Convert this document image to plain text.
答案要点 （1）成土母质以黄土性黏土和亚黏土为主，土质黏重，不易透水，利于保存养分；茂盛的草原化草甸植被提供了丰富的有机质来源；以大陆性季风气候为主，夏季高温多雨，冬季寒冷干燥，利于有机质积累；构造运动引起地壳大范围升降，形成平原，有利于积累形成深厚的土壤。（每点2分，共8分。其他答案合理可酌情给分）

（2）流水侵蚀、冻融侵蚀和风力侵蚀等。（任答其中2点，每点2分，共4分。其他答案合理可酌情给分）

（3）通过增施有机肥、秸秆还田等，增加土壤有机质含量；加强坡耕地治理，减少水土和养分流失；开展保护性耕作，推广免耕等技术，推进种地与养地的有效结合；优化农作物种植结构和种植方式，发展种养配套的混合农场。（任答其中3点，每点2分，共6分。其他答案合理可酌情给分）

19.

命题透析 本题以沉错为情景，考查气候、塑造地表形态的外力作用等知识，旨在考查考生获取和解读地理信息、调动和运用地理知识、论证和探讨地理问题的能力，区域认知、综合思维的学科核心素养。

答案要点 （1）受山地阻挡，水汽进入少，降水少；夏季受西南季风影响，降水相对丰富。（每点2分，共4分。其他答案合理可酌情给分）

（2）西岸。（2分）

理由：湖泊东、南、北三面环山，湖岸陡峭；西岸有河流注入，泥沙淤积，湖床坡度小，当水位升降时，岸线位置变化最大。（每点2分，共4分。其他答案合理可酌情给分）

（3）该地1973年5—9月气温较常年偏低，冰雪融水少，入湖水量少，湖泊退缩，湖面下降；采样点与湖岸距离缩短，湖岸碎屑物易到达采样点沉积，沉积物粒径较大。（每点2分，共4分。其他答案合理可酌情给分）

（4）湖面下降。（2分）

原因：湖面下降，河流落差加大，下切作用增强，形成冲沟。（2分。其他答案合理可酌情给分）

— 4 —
════
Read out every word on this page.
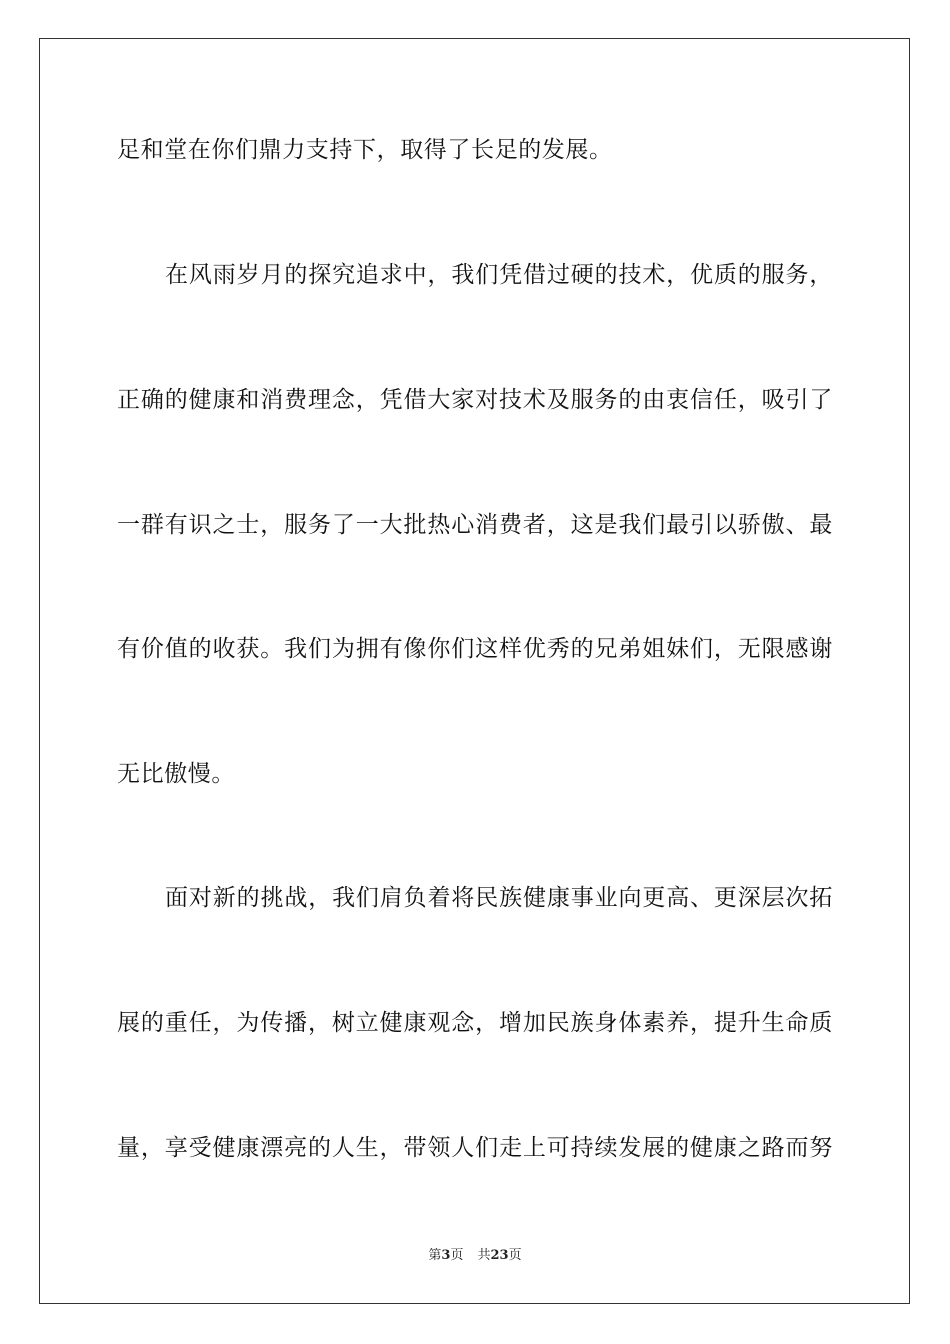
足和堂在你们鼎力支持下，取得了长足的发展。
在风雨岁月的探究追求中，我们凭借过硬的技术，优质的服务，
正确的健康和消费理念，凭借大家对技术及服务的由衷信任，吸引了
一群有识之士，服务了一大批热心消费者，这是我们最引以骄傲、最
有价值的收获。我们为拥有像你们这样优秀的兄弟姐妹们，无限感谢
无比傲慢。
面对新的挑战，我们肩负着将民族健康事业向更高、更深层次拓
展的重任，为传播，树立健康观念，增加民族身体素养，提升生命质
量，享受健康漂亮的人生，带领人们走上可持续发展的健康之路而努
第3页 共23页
════
- [Objective] Look through the lines above and collect those with the word "this".

- [Exercise solution]
Convert this document image to plain text.
Read out every word on this page.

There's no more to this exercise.